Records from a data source
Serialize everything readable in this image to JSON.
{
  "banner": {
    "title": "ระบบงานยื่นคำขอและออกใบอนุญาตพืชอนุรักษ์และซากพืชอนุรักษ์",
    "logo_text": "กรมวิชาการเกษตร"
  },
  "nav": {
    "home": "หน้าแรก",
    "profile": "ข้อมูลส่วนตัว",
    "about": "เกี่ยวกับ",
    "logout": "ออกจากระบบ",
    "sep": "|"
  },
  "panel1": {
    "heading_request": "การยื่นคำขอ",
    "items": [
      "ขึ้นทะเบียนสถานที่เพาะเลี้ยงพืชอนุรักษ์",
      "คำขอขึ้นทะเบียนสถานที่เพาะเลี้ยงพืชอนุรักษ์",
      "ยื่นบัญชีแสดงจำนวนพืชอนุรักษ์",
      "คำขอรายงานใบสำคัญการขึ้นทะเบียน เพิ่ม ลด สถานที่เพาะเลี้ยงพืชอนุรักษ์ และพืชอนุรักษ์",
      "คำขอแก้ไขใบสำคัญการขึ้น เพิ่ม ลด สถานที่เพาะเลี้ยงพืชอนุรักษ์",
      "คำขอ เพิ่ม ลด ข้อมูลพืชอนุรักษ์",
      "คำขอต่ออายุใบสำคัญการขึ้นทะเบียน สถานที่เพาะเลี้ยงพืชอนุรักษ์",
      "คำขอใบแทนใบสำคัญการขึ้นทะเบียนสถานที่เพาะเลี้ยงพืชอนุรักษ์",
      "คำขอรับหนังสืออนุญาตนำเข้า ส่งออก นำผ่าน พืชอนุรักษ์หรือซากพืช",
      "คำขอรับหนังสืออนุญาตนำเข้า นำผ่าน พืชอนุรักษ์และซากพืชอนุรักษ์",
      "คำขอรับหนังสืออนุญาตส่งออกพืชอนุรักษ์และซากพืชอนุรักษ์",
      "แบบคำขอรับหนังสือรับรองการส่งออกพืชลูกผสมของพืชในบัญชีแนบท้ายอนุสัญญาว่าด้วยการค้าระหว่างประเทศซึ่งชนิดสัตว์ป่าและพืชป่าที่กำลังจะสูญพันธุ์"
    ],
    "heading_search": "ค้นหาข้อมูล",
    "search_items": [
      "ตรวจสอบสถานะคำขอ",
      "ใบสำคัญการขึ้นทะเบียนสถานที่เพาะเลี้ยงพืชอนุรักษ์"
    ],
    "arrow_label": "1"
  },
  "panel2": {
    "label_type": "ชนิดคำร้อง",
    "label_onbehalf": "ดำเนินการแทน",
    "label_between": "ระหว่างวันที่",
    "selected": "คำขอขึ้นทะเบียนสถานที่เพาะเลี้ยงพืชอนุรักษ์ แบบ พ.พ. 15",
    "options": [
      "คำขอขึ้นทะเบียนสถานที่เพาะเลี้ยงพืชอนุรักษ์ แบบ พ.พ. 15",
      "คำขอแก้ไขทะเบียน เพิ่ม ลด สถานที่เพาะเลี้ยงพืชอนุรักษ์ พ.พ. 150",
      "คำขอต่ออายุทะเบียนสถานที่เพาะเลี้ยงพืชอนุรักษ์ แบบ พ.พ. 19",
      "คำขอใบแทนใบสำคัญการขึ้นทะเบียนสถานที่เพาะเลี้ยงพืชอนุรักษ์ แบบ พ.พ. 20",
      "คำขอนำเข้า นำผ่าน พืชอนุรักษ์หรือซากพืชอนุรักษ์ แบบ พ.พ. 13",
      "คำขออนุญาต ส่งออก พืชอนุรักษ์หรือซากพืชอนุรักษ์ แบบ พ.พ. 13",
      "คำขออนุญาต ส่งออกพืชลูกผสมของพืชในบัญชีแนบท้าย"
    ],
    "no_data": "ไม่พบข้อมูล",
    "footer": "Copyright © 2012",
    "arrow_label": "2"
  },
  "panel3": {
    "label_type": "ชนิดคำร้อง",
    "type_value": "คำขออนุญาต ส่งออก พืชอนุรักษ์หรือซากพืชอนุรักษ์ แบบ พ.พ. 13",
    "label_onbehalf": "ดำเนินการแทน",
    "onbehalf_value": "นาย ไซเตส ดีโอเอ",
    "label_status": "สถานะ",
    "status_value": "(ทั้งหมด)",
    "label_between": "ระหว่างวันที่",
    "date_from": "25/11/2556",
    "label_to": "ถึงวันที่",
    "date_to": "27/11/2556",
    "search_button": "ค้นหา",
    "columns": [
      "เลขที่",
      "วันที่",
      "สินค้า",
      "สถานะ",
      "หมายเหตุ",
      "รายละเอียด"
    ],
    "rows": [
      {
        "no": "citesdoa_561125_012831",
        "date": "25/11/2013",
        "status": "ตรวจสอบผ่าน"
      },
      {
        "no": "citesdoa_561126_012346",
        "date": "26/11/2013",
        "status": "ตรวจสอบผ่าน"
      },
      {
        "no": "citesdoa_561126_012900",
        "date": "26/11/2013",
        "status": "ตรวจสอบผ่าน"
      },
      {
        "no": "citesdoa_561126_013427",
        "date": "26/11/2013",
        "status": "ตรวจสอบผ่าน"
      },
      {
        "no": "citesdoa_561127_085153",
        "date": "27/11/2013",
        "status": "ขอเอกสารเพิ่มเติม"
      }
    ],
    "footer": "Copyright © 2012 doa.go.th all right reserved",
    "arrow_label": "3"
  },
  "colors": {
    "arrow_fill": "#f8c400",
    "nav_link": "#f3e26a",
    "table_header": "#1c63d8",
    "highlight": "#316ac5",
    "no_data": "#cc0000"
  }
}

◆ **Your instructions**
Print the records above in full, exactly.

◆ **Written response**
Serialize everything readable in this image to JSON.
{
  "banner": {
    "title": "ระบบงานยื่นคำขอและออกใบอนุญาตพืชอนุรักษ์และซากพืชอนุรักษ์",
    "logo_text": "กรมวิชาการเกษตร"
  },
  "nav": {
    "home": "หน้าแรก",
    "profile": "ข้อมูลส่วนตัว",
    "about": "เกี่ยวกับ",
    "logout": "ออกจากระบบ",
    "sep": "|"
  },
  "panel1": {
    "heading_request": "การยื่นคำขอ",
    "items": [
      "ขึ้นทะเบียนสถานที่เพาะเลี้ยงพืชอนุรักษ์",
      "คำขอขึ้นทะเบียนสถานที่เพาะเลี้ยงพืชอนุรักษ์",
      "ยื่นบัญชีแสดงจำนวนพืชอนุรักษ์",
      "คำขอรายงานใบสำคัญการขึ้นทะเบียน เพิ่ม ลด สถานที่เพาะเลี้ยงพืชอนุรักษ์ และพืชอนุรักษ์",
      "คำขอแก้ไขใบสำคัญการขึ้น เพิ่ม ลด สถานที่เพาะเลี้ยงพืชอนุรักษ์",
      "คำขอ เพิ่ม ลด ข้อมูลพืชอนุรักษ์",
      "คำขอต่ออายุใบสำคัญการขึ้นทะเบียน สถานที่เพาะเลี้ยงพืชอนุรักษ์",
      "คำขอใบแทนใบสำคัญการขึ้นทะเบียนสถานที่เพาะเลี้ยงพืชอนุรักษ์",
      "คำขอรับหนังสืออนุญาตนำเข้า ส่งออก นำผ่าน พืชอนุรักษ์หรือซากพืช",
      "คำขอรับหนังสืออนุญาตนำเข้า นำผ่าน พืชอนุรักษ์และซากพืชอนุรักษ์",
      "คำขอรับหนังสืออนุญาตส่งออกพืชอนุรักษ์และซากพืชอนุรักษ์",
      "แบบคำขอรับหนังสือรับรองการส่งออกพืชลูกผสมของพืชในบัญชีแนบท้ายอนุสัญญาว่าด้วยการค้าระหว่างประเทศซึ่งชนิดสัตว์ป่าและพืชป่าที่กำลังจะสูญพันธุ์"
    ],
    "heading_search": "ค้นหาข้อมูล",
    "search_items": [
      "ตรวจสอบสถานะคำขอ",
      "ใบสำคัญการขึ้นทะเบียนสถานที่เพาะเลี้ยงพืชอนุรักษ์"
    ],
    "arrow_label": "1"
  },
  "panel2": {
    "label_type": "ชนิดคำร้อง",
    "label_onbehalf": "ดำเนินการแทน",
    "label_between": "ระหว่างวันที่",
    "selected": "คำขอขึ้นทะเบียนสถานที่เพาะเลี้ยงพืชอนุรักษ์ แบบ พ.พ. 15",
    "options": [
      "คำขอขึ้นทะเบียนสถานที่เพาะเลี้ยงพืชอนุรักษ์ แบบ พ.พ. 15",
      "คำขอแก้ไขทะเบียน เพิ่ม ลด สถานที่เพาะเลี้ยงพืชอนุรักษ์ พ.พ. 150",
      "คำขอต่ออายุทะเบียนสถานที่เพาะเลี้ยงพืชอนุรักษ์ แบบ พ.พ. 19",
      "คำขอใบแทนใบสำคัญการขึ้นทะเบียนสถานที่เพาะเลี้ยงพืชอนุรักษ์ แบบ พ.พ. 20",
      "คำขอนำเข้า นำผ่าน พืชอนุรักษ์หรือซากพืชอนุรักษ์ แบบ พ.พ. 13",
      "คำขออนุญาต ส่งออก พืชอนุรักษ์หรือซากพืชอนุรักษ์ แบบ พ.พ. 13",
      "คำขออนุญาต ส่งออกพืชลูกผสมของพืชในบัญชีแนบท้าย"
    ],
    "no_data": "ไม่พบข้อมูล",
    "footer": "Copyright © 2012",
    "arrow_label": "2"
  },
  "panel3": {
    "label_type": "ชนิดคำร้อง",
    "type_value": "คำขออนุญาต ส่งออก พืชอนุรักษ์หรือซากพืชอนุรักษ์ แบบ พ.พ. 13",
    "label_onbehalf": "ดำเนินการแทน",
    "onbehalf_value": "นาย ไซเตส ดีโอเอ",
    "label_status": "สถานะ",
    "status_value": "(ทั้งหมด)",
    "label_between": "ระหว่างวันที่",
    "date_from": "25/11/2556",
    "label_to": "ถึงวันที่",
    "date_to": "27/11/2556",
    "search_button": "ค้นหา",
    "columns": [
      "เลขที่",
      "วันที่",
      "สินค้า",
      "สถานะ",
      "หมายเหตุ",
      "รายละเอียด"
    ],
    "rows": [
      {
        "no": "citesdoa_561125_012831",
        "date": "25/11/2013",
        "status": "ตรวจสอบผ่าน"
      },
      {
        "no": "citesdoa_561126_012346",
        "date": "26/11/2013",
        "status": "ตรวจสอบผ่าน"
      },
      {
        "no": "citesdoa_561126_012900",
        "date": "26/11/2013",
        "status": "ตรวจสอบผ่าน"
      },
      {
        "no": "citesdoa_561126_013427",
        "date": "26/11/2013",
        "status": "ตรวจสอบผ่าน"
      },
      {
        "no": "citesdoa_561127_085153",
        "date": "27/11/2013",
        "status": "ขอเอกสารเพิ่มเติม"
      }
    ],
    "footer": "Copyright © 2012 doa.go.th all right reserved",
    "arrow_label": "3"
  },
  "colors": {
    "arrow_fill": "#f8c400",
    "nav_link": "#f3e26a",
    "table_header": "#1c63d8",
    "highlight": "#316ac5",
    "no_data": "#cc0000"
  }
}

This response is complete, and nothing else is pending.